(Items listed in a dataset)

§

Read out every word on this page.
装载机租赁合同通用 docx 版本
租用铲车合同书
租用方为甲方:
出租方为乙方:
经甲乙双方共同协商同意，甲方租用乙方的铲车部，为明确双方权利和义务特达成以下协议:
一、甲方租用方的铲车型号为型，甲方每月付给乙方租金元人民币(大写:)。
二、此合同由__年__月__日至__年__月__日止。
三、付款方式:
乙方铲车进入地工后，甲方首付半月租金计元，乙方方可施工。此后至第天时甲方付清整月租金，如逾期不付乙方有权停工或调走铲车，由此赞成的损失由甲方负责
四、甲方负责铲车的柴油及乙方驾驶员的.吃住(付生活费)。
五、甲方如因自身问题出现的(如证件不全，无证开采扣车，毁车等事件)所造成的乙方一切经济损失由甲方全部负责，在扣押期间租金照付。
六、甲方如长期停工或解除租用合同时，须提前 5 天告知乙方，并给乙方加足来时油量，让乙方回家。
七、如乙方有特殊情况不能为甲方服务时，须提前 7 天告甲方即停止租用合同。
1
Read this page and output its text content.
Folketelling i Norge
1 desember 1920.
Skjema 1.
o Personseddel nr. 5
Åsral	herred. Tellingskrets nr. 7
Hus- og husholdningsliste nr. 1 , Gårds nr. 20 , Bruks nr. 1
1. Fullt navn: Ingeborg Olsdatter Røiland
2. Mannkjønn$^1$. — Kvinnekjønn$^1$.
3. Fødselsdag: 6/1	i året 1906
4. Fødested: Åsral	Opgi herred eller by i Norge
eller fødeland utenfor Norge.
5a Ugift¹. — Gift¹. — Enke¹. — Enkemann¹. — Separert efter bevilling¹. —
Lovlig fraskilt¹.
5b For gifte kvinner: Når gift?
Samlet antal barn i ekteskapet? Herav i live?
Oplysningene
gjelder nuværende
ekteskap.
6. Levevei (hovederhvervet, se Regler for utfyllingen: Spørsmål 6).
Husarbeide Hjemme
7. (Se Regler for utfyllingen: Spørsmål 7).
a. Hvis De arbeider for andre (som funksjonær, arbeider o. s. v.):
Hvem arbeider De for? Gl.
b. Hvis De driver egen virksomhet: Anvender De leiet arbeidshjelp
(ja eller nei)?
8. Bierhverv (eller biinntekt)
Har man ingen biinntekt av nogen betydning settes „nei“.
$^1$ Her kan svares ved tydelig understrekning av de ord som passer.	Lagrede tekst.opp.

§

Type out the entries again, word for word.

Read out every word on this page.
装载机租赁合同通用 docx 版本
租用铲车合同书
租用方为甲方:
出租方为乙方:
经甲乙双方共同协商同意，甲方租用乙方的铲车部，为明确双方权利和义务特达成以下协议:
一、甲方租用方的铲车型号为型，甲方每月付给乙方租金元人民币(大写:)。
二、此合同由__年__月__日至__年__月__日止。
三、付款方式:
乙方铲车进入地工后，甲方首付半月租金计元，乙方方可施工。此后至第天时甲方付清整月租金，如逾期不付乙方有权停工或调走铲车，由此赞成的损失由甲方负责
四、甲方负责铲车的柴油及乙方驾驶员的.吃住(付生活费)。
五、甲方如因自身问题出现的(如证件不全，无证开采扣车，毁车等事件)所造成的乙方一切经济损失由甲方全部负责，在扣押期间租金照付。
六、甲方如长期停工或解除租用合同时，须提前 5 天告知乙方，并给乙方加足来时油量，让乙方回家。
七、如乙方有特殊情况不能为甲方服务时，须提前 7 天告甲方即停止租用合同。
1
Read this page and output its text content.
Folketelling i Norge
1 desember 1920.
Skjema 1.
o Personseddel nr. 5
Åsral	herred. Tellingskrets nr. 7
Hus- og husholdningsliste nr. 1 , Gårds nr. 20 , Bruks nr. 1
1. Fullt navn: Ingeborg Olsdatter Røiland
2. Mannkjønn$^1$. — Kvinnekjønn$^1$.
3. Fødselsdag: 6/1	i året 1906
4. Fødested: Åsral	Opgi herred eller by i Norge
eller fødeland utenfor Norge.
5a Ugift¹. — Gift¹. — Enke¹. — Enkemann¹. — Separert efter bevilling¹. —
Lovlig fraskilt¹.
5b For gifte kvinner: Når gift?
Samlet antal barn i ekteskapet? Herav i live?
Oplysningene
gjelder nuværende
ekteskap.
6. Levevei (hovederhvervet, se Regler for utfyllingen: Spørsmål 6).
Husarbeide Hjemme
7. (Se Regler for utfyllingen: Spørsmål 7).
a. Hvis De arbeider for andre (som funksjonær, arbeider o. s. v.):
Hvem arbeider De for? Gl.
b. Hvis De driver egen virksomhet: Anvender De leiet arbeidshjelp
(ja eller nei)?
8. Bierhverv (eller biinntekt)
Har man ingen biinntekt av nogen betydning settes „nei“.
$^1$ Her kan svares ved tydelig understrekning av de ord som passer.	Lagrede tekst.opp.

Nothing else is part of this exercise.